Records for the task start

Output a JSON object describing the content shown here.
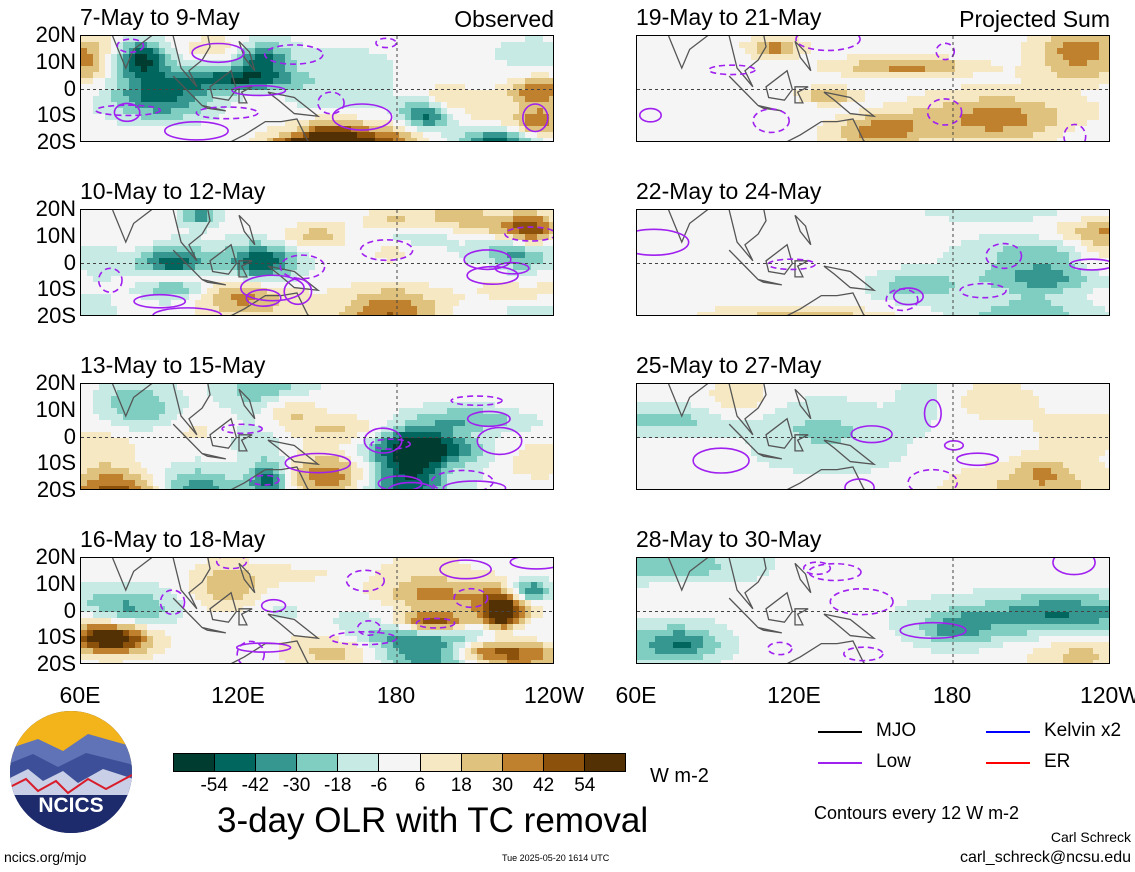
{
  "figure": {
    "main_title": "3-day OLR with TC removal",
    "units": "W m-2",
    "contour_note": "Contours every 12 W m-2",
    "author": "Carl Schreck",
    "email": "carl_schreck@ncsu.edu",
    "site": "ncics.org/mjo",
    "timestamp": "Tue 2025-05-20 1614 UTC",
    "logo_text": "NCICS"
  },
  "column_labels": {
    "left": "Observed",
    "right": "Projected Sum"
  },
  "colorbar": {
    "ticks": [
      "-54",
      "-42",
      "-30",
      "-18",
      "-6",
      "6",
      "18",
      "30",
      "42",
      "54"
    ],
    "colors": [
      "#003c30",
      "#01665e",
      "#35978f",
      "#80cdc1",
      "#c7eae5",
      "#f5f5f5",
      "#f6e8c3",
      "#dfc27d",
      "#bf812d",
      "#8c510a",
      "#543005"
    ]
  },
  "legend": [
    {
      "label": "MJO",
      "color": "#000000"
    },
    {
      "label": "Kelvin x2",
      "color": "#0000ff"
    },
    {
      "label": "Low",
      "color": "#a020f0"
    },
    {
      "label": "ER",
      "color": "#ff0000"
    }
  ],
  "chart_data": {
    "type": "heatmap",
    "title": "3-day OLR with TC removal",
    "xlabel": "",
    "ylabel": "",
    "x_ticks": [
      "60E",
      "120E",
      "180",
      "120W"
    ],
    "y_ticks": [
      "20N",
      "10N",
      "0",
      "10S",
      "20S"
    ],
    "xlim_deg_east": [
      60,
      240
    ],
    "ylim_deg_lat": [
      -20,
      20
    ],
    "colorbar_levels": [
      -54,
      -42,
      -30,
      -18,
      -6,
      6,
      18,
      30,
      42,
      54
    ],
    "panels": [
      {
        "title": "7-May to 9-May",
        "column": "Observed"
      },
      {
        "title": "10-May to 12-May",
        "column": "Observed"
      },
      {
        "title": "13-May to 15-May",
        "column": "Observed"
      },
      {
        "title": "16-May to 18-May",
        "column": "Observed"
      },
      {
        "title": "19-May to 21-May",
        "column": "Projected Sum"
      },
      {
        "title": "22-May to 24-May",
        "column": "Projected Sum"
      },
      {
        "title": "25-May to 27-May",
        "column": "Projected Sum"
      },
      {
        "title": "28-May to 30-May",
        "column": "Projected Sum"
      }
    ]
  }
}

Records for the task end

- Aim of the exercise
Quote the records in their entirety, keeping the wording exact and excluding pictures.

- The result
Output a JSON object describing the content shown here.
{
  "figure": {
    "main_title": "3-day OLR with TC removal",
    "units": "W m-2",
    "contour_note": "Contours every 12 W m-2",
    "author": "Carl Schreck",
    "email": "carl_schreck@ncsu.edu",
    "site": "ncics.org/mjo",
    "timestamp": "Tue 2025-05-20 1614 UTC",
    "logo_text": "NCICS"
  },
  "column_labels": {
    "left": "Observed",
    "right": "Projected Sum"
  },
  "colorbar": {
    "ticks": [
      "-54",
      "-42",
      "-30",
      "-18",
      "-6",
      "6",
      "18",
      "30",
      "42",
      "54"
    ],
    "colors": [
      "#003c30",
      "#01665e",
      "#35978f",
      "#80cdc1",
      "#c7eae5",
      "#f5f5f5",
      "#f6e8c3",
      "#dfc27d",
      "#bf812d",
      "#8c510a",
      "#543005"
    ]
  },
  "legend": [
    {
      "label": "MJO",
      "color": "#000000"
    },
    {
      "label": "Kelvin x2",
      "color": "#0000ff"
    },
    {
      "label": "Low",
      "color": "#a020f0"
    },
    {
      "label": "ER",
      "color": "#ff0000"
    }
  ],
  "chart_data": {
    "type": "heatmap",
    "title": "3-day OLR with TC removal",
    "xlabel": "",
    "ylabel": "",
    "x_ticks": [
      "60E",
      "120E",
      "180",
      "120W"
    ],
    "y_ticks": [
      "20N",
      "10N",
      "0",
      "10S",
      "20S"
    ],
    "xlim_deg_east": [
      60,
      240
    ],
    "ylim_deg_lat": [
      -20,
      20
    ],
    "colorbar_levels": [
      -54,
      -42,
      -30,
      -18,
      -6,
      6,
      18,
      30,
      42,
      54
    ],
    "panels": [
      {
        "title": "7-May to 9-May",
        "column": "Observed"
      },
      {
        "title": "10-May to 12-May",
        "column": "Observed"
      },
      {
        "title": "13-May to 15-May",
        "column": "Observed"
      },
      {
        "title": "16-May to 18-May",
        "column": "Observed"
      },
      {
        "title": "19-May to 21-May",
        "column": "Projected Sum"
      },
      {
        "title": "22-May to 24-May",
        "column": "Projected Sum"
      },
      {
        "title": "25-May to 27-May",
        "column": "Projected Sum"
      },
      {
        "title": "28-May to 30-May",
        "column": "Projected Sum"
      }
    ]
  }
}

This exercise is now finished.